## [INSTRUCTIONS FOR THE TASK]
What is needed here is every line of the records that includes "this".

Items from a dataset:
=-=-=-=-=

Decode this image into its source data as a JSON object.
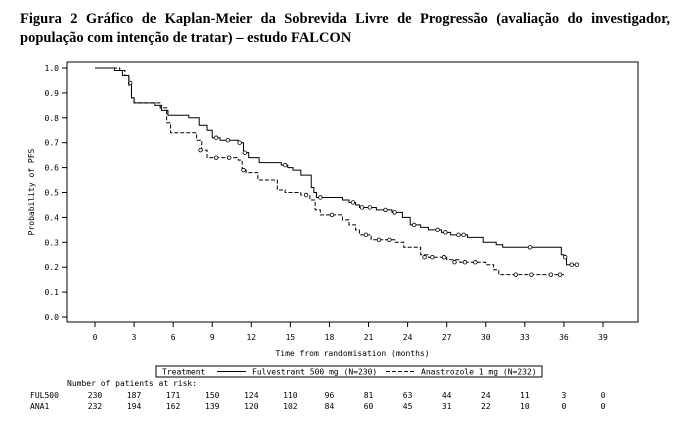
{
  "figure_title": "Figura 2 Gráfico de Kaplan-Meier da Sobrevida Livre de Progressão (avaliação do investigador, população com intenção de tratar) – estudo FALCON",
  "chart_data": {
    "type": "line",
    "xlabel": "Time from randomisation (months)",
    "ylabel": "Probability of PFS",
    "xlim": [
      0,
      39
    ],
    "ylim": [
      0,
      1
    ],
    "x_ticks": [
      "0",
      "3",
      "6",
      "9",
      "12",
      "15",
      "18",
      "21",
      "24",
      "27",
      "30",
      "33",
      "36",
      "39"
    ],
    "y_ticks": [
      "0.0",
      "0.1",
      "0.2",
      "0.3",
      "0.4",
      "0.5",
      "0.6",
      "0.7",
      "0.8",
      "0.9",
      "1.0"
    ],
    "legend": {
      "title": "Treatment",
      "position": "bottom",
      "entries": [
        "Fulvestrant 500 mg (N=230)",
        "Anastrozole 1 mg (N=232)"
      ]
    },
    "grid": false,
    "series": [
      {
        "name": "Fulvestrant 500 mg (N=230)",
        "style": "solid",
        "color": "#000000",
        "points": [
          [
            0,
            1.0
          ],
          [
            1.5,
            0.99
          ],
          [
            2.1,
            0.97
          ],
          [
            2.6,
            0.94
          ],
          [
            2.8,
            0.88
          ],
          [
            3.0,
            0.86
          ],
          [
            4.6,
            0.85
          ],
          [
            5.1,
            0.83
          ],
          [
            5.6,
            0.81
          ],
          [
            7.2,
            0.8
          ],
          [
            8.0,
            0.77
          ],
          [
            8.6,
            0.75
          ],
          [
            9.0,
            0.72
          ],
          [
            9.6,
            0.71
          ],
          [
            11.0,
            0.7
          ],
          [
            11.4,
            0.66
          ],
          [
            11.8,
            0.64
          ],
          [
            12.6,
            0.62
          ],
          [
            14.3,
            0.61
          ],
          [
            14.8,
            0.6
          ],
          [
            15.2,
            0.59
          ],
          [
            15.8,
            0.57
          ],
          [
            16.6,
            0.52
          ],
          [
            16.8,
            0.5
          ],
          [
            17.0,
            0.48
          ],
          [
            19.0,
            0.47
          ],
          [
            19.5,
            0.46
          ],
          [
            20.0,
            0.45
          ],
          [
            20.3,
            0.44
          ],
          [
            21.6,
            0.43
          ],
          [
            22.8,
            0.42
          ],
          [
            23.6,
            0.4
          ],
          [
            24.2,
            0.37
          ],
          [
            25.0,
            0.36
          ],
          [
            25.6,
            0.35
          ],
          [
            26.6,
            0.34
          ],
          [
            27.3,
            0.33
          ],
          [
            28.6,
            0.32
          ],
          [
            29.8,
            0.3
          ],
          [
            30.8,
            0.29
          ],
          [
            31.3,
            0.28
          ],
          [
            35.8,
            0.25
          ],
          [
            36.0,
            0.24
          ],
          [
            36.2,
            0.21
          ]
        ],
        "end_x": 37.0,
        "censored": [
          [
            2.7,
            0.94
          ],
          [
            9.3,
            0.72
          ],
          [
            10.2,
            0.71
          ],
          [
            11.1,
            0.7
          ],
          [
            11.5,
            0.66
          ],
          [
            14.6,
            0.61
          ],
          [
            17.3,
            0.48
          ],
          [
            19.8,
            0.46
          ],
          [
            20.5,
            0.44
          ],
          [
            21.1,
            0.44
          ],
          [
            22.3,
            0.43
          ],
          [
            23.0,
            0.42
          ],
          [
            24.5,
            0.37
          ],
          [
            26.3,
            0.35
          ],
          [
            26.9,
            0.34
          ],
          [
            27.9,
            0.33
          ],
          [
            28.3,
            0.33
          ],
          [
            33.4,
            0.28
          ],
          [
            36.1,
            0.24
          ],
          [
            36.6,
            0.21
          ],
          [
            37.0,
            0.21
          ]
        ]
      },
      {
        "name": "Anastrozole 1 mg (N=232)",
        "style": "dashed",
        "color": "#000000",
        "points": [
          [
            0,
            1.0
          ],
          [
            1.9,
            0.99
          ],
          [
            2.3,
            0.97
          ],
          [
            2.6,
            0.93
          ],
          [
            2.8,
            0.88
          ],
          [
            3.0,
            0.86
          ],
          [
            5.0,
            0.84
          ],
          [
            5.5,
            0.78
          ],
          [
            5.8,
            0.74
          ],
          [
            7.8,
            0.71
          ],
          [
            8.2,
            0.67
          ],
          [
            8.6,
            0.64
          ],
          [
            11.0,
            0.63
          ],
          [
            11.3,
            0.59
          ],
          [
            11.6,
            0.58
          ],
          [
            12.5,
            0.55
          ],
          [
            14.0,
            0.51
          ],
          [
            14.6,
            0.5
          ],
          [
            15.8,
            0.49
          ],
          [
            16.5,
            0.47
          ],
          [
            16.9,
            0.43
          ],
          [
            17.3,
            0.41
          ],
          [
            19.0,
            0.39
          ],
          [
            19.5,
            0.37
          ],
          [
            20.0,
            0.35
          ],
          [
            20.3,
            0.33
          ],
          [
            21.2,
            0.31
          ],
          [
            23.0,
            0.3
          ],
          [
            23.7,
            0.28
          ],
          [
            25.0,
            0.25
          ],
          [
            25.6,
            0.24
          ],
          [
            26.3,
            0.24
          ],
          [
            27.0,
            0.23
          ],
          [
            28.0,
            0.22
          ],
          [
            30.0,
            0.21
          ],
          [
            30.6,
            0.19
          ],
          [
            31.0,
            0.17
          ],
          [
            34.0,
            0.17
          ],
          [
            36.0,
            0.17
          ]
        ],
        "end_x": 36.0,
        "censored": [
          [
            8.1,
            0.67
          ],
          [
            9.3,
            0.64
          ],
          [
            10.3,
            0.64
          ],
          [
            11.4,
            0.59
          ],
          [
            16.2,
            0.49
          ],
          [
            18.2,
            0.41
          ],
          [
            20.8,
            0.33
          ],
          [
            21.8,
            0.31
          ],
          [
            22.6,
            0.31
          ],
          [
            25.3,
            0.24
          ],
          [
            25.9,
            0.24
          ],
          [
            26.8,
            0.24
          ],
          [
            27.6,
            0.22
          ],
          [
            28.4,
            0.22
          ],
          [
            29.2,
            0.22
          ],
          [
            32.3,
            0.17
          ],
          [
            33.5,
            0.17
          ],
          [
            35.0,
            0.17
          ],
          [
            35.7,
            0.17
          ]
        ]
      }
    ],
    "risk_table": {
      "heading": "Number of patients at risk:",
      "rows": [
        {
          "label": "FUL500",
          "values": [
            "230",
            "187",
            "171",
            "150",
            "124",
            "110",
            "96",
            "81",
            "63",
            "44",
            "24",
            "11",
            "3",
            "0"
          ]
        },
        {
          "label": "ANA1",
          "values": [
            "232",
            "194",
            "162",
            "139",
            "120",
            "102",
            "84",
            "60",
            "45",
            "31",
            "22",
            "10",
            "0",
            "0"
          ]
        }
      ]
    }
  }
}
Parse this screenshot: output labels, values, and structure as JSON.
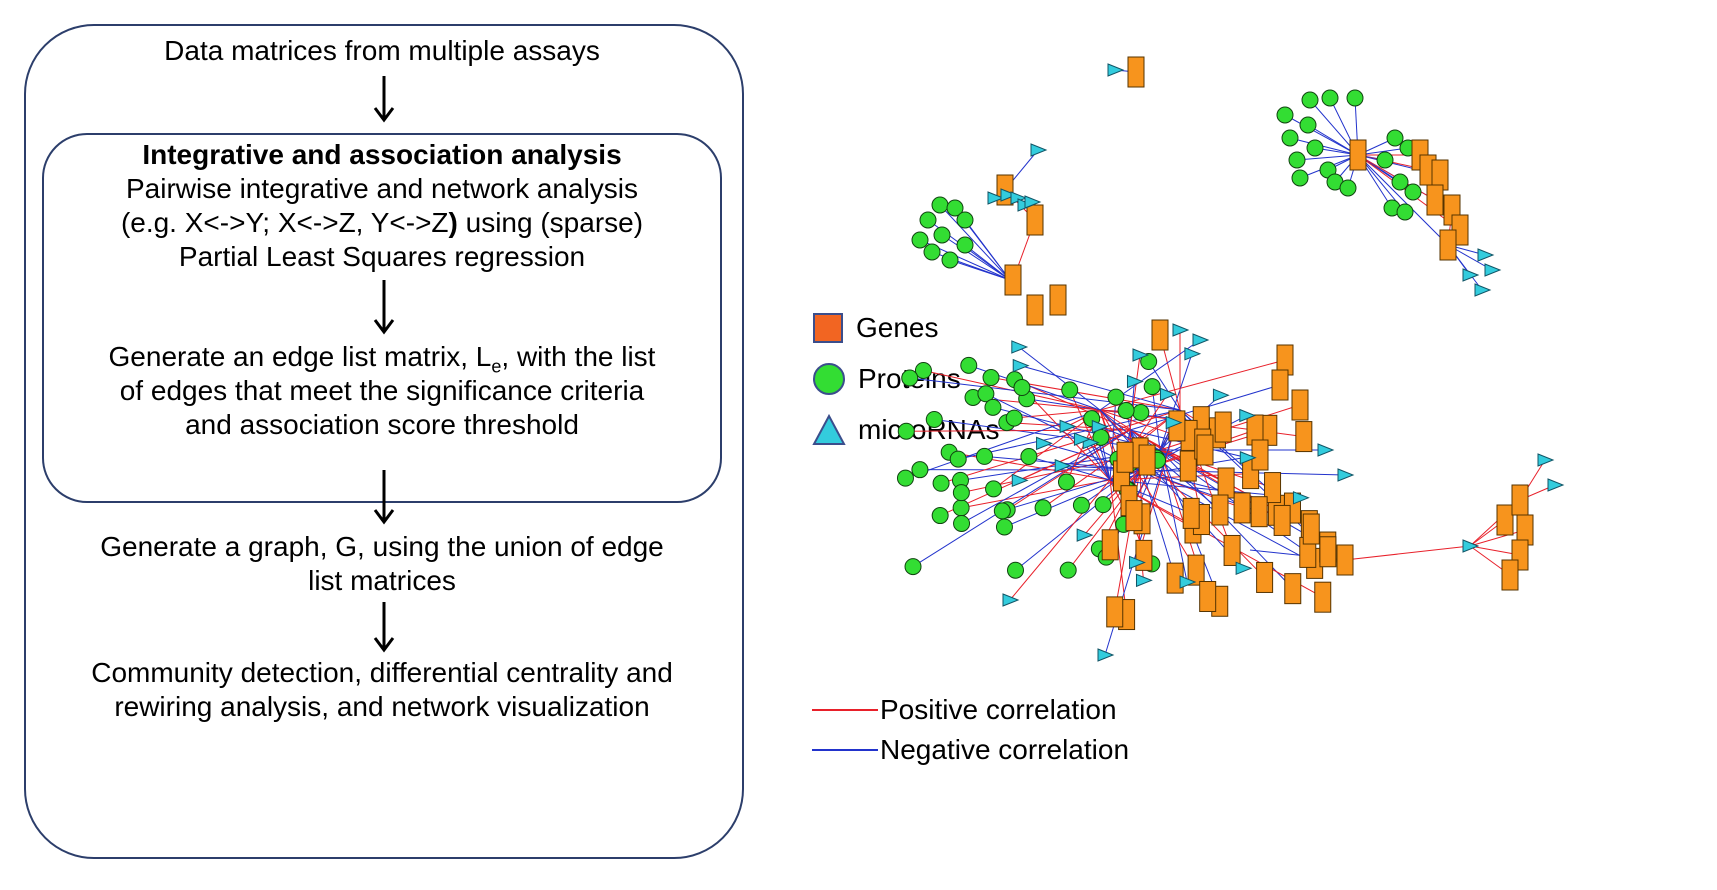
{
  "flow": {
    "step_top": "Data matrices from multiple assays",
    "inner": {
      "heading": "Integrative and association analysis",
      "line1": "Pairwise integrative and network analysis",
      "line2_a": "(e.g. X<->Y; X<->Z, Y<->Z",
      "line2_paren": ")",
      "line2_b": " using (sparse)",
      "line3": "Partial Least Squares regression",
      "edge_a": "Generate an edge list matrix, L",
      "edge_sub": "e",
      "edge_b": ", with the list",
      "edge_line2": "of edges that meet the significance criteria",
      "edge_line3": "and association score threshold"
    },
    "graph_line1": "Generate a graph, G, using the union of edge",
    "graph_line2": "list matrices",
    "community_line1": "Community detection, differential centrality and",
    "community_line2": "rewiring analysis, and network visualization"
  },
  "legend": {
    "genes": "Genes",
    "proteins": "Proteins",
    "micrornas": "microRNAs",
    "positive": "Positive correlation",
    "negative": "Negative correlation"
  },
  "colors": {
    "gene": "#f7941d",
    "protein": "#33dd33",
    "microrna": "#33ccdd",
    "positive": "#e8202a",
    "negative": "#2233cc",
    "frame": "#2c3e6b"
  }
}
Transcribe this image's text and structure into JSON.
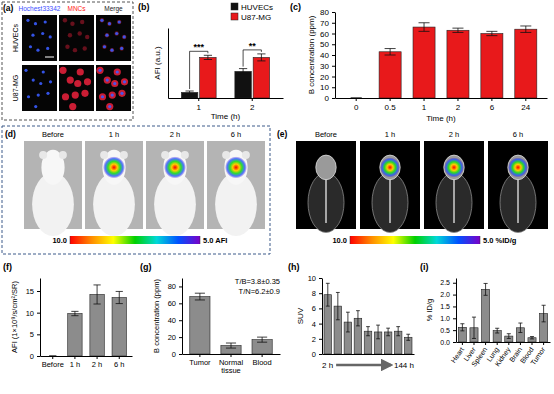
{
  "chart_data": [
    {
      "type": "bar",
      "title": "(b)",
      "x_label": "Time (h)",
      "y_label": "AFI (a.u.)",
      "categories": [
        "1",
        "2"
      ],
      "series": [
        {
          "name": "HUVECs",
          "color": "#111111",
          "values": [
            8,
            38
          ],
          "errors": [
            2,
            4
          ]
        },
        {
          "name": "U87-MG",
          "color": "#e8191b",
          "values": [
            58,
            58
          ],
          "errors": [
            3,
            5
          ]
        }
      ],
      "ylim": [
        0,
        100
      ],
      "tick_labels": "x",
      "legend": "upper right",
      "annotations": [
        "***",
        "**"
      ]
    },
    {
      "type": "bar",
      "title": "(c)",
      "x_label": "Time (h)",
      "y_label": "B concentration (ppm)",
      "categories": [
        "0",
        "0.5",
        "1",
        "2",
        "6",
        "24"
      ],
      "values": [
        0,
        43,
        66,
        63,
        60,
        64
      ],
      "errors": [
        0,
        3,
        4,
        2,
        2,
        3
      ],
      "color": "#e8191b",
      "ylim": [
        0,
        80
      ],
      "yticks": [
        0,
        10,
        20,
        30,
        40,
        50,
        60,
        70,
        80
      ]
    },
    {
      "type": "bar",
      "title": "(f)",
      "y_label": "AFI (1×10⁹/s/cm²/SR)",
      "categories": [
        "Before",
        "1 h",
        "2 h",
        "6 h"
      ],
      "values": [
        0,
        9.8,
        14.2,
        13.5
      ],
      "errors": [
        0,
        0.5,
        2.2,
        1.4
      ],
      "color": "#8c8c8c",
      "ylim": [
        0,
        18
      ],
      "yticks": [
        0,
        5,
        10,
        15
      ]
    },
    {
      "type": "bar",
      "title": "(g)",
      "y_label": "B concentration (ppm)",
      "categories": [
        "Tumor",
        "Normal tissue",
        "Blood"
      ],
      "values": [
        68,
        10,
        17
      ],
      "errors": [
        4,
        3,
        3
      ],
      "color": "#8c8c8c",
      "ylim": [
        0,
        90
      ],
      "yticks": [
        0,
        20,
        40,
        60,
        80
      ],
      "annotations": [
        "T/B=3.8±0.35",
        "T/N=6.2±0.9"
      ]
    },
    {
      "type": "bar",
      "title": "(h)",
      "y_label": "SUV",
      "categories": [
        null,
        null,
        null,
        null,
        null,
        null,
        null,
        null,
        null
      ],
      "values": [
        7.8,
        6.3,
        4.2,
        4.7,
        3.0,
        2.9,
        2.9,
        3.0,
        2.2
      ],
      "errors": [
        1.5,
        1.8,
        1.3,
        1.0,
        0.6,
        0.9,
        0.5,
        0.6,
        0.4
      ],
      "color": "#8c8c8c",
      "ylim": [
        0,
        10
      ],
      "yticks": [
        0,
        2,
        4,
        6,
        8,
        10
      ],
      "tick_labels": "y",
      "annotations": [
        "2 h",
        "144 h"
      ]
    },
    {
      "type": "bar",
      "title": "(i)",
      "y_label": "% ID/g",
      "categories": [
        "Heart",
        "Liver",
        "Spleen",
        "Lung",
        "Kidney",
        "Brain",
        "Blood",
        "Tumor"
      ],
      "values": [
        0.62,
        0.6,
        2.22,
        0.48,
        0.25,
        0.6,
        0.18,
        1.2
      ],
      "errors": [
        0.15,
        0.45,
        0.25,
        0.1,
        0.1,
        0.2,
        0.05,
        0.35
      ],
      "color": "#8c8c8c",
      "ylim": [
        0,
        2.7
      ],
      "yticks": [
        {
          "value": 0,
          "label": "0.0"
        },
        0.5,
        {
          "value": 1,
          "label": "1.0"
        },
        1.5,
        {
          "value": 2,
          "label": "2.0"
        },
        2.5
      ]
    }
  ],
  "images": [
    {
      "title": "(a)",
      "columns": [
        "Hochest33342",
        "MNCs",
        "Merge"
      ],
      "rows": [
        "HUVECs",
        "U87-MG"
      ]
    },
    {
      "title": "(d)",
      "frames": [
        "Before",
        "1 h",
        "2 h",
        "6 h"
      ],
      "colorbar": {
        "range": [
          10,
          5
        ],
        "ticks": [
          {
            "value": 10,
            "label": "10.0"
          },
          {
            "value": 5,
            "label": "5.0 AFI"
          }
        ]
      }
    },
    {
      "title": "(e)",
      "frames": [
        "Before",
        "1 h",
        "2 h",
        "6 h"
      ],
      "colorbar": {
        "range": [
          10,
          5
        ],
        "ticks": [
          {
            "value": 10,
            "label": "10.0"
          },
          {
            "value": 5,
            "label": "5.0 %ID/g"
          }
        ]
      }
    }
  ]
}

=-=-=-=-=

## [SOLUTION TO THE EXERCISE]
Decode this image into its source data as a JSON object.
Parse this screenshot: output labels, values, and structure as JSON.
Transcribe this image's text and structure into JSON.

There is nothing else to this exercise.